### Data shown
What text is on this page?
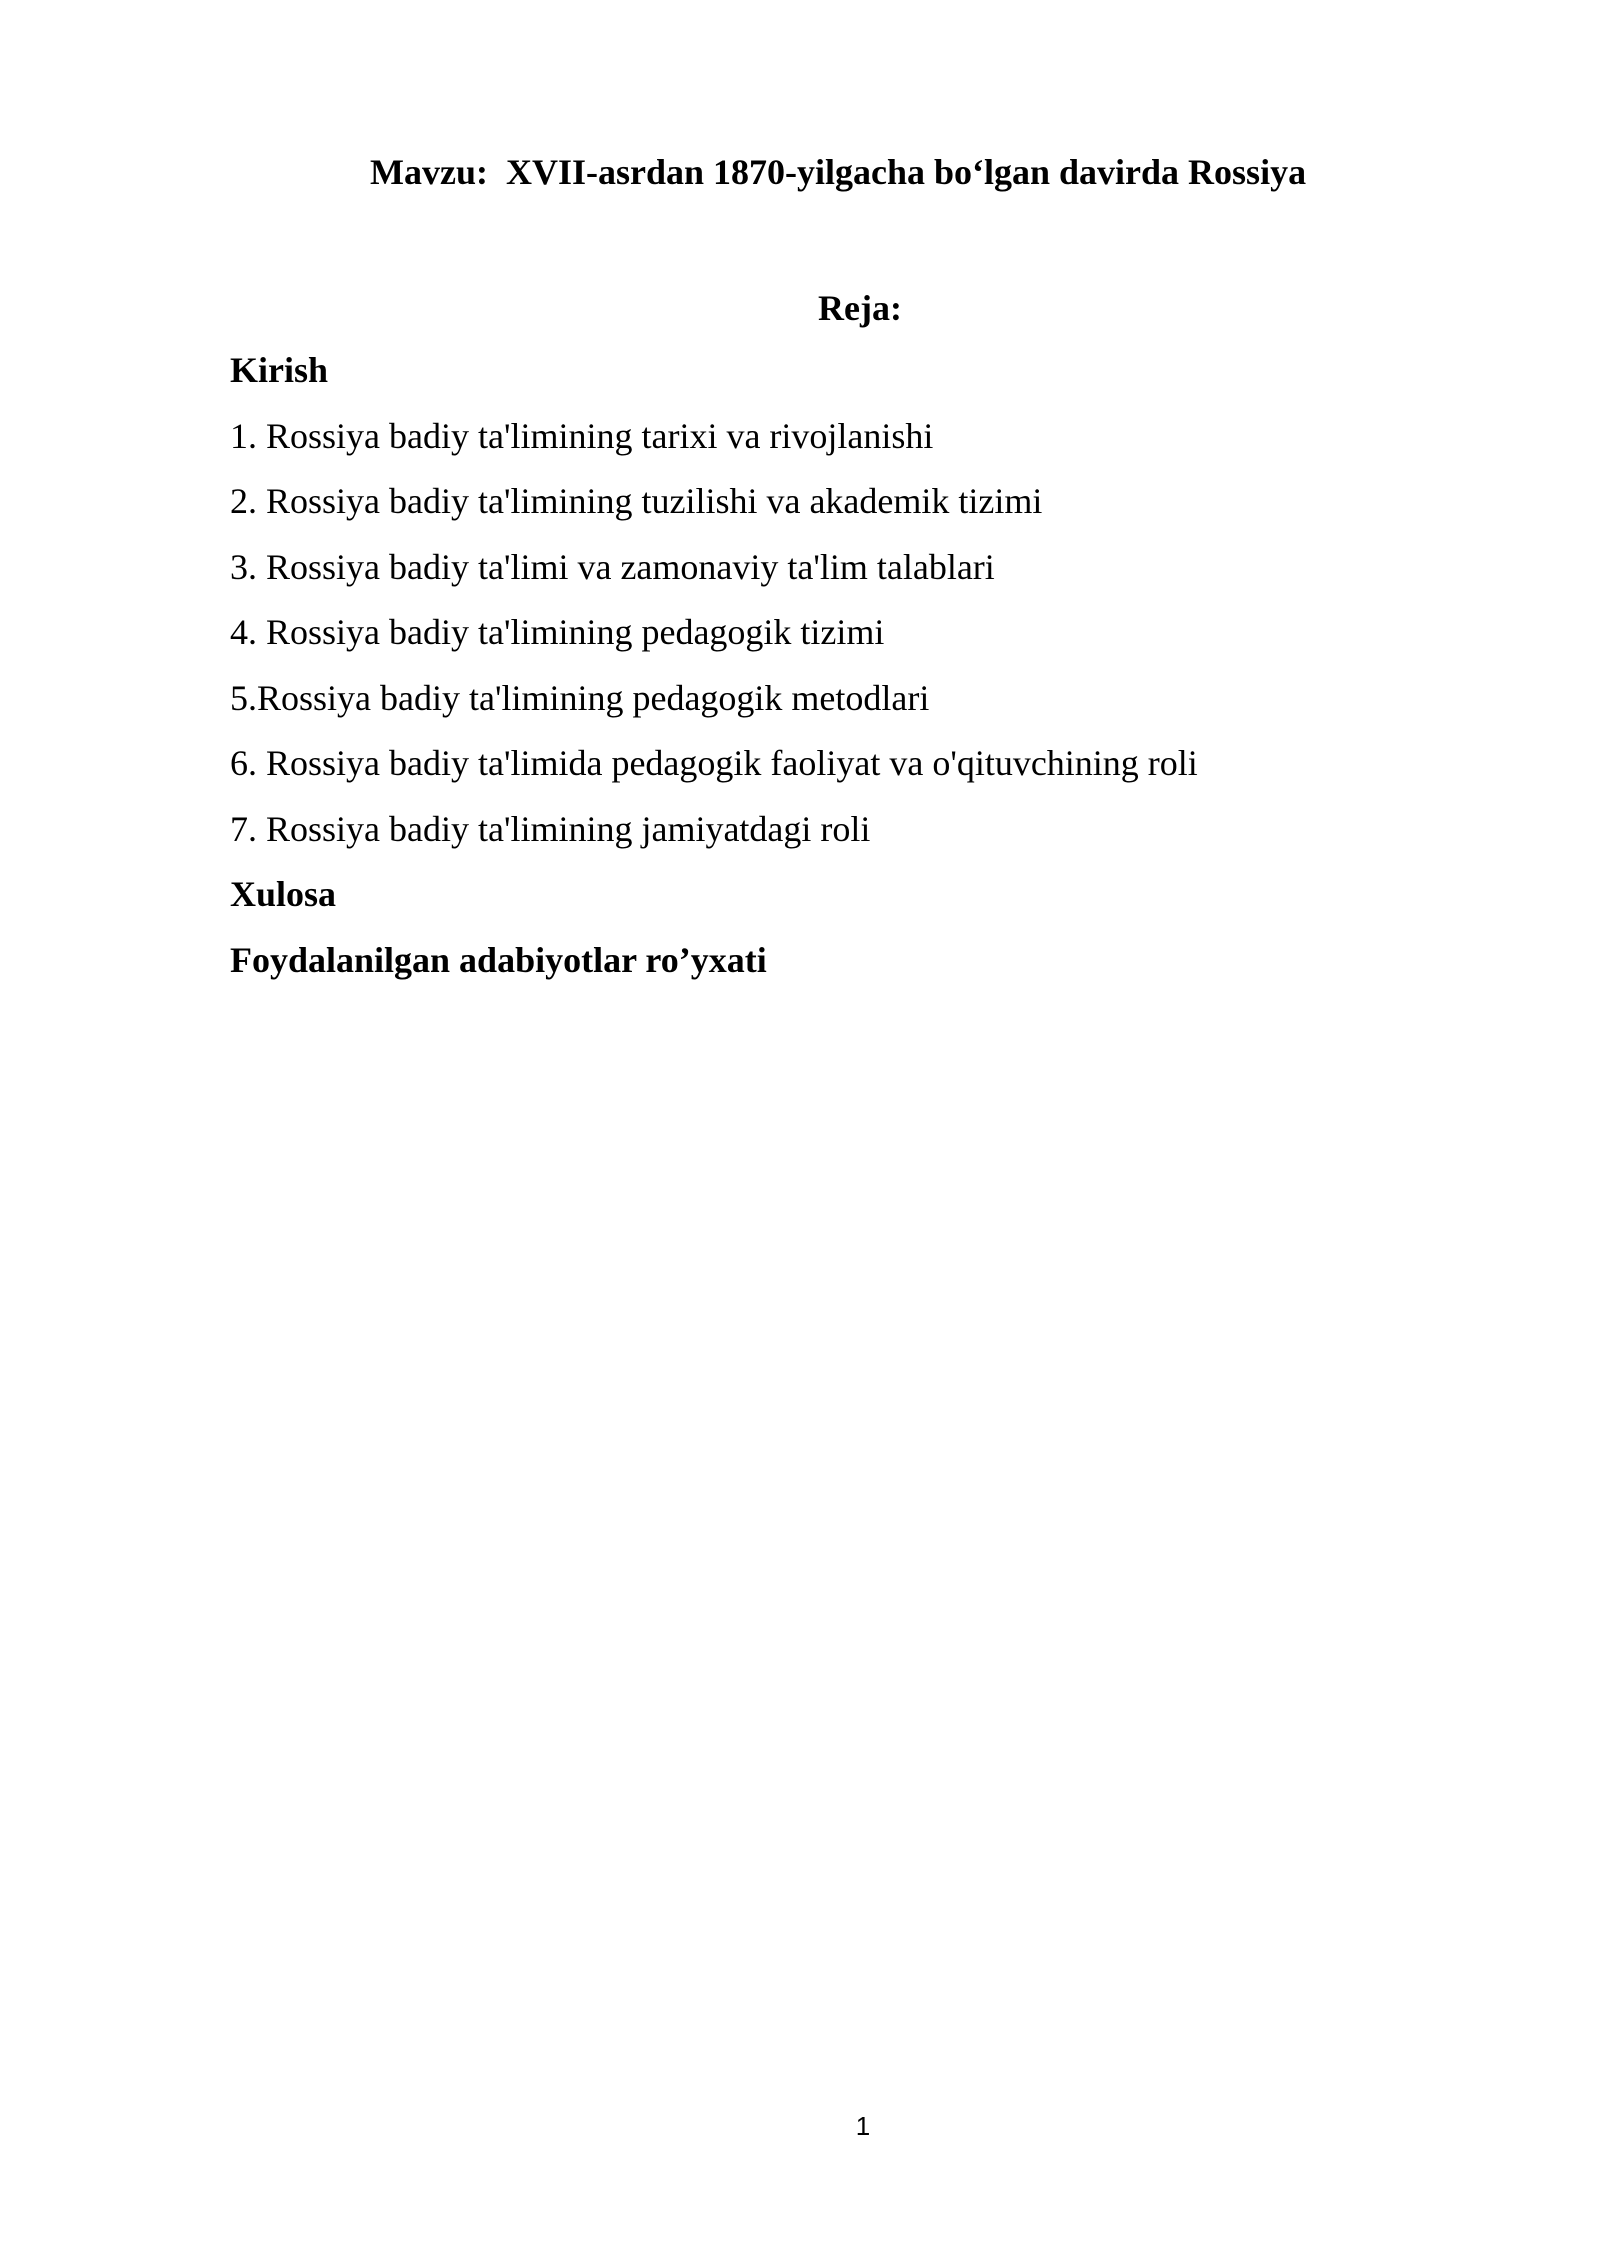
Mavzu:  XVII-asrdan 1870-yilgacha bo‘lgan davirda Rossiya
Reja:
Kirish
1. Rossiya badiy ta'limining tarixi va rivojlanishi
2. Rossiya badiy ta'limining tuzilishi va akademik tizimi
3. Rossiya badiy ta'limi va zamonaviy ta'lim talablari
4. Rossiya badiy ta'limining pedagogik tizimi
5.Rossiya badiy ta'limining pedagogik metodlari
6. Rossiya badiy ta'limida pedagogik faoliyat va o'qituvchining roli
7. Rossiya badiy ta'limining jamiyatdagi roli
Xulosa
Foydalanilgan adabiyotlar ro’yxati
1
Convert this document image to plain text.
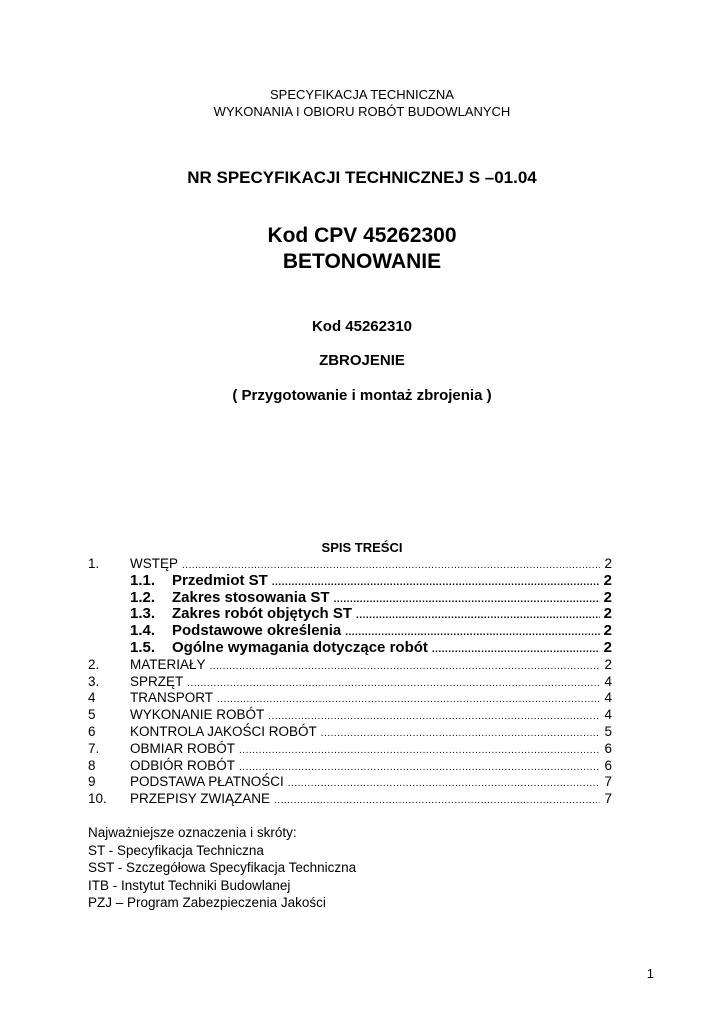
SPECYFIKACJA TECHNICZNA
WYKONANIA I OBIORU ROBÓT BUDOWLANYCH
NR SPECYFIKACJI TECHNICZNEJ S –01.04
Kod CPV 45262300
BETONOWANIE
Kod 45262310
ZBROJENIE
( Przygotowanie i montaż zbrojenia )
SPIS TREŚCI
1.	WSTĘP .....	2
1.1.	Przedmiot ST .....	2
1.2.	Zakres stosowania ST .....	2
1.3.	Zakres robót objętych ST .....	2
1.4.	Podstawowe określenia .....	2
1.5.	Ogólne wymagania dotyczące robót .....	2
2.	MATERIAŁY .....	2
3.	SPRZĘT .....	4
4	TRANSPORT .....	4
5	WYKONANIE ROBÓT .....	4
6	KONTROLA JAKOŚCI ROBÓT .....	5
7.	OBMIAR ROBÓT .....	6
8	ODBIÓR ROBÓT .....	6
9	PODSTAWA PŁATNOŚCI .....	7
10.	PRZEPISY ZWIĄZANE .....	7
Najważniejsze oznaczenia i skróty:
ST - Specyfikacja Techniczna
SST - Szczegółowa Specyfikacja Techniczna
ITB - Instytut Techniki Budowlanej
PZJ – Program Zabezpieczenia Jakości
1
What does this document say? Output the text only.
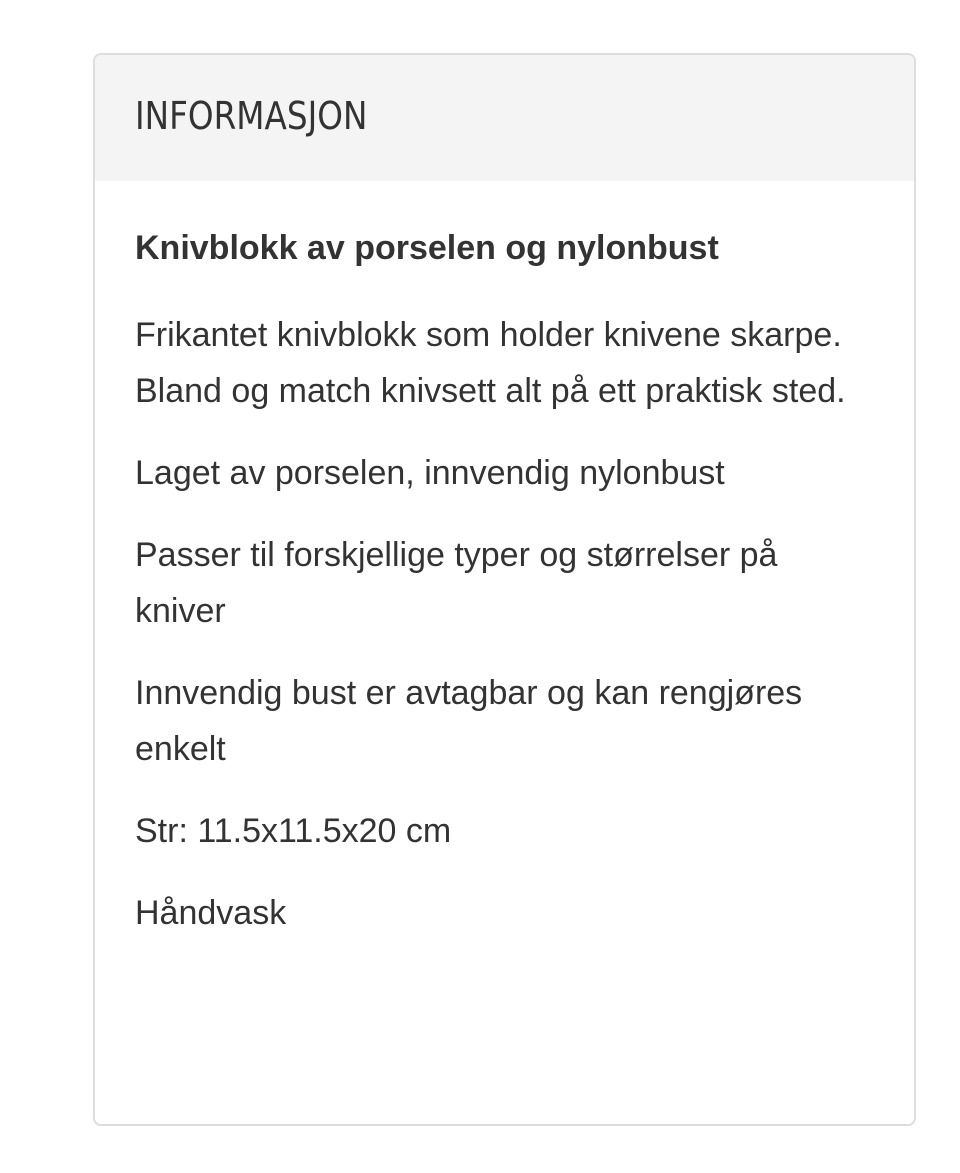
INFORMASJON

Knivblokk av porselen og nylonbust

Frikantet knivblokk som holder knivene skarpe. Bland og match knivsett alt på ett praktisk sted.

Laget av porselen, innvendig nylonbust

Passer til forskjellige typer og størrelser på kniver

Innvendig bust er avtagbar og kan rengjøres enkelt

Str: 11.5x11.5x20 cm

Håndvask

### What to work on
Retype exactly the lines above, starting at the line containing "What does this" and ending with the last line, both included; leave out the pictures.

### Finished answer
What does this document say? Output the text only.
INFORMASJON

Knivblokk av porselen og nylonbust

Frikantet knivblokk som holder knivene skarpe. Bland og match knivsett alt på ett praktisk sted.

Laget av porselen, innvendig nylonbust

Passer til forskjellige typer og størrelser på kniver

Innvendig bust er avtagbar og kan rengjøres enkelt

Str: 11.5x11.5x20 cm

Håndvask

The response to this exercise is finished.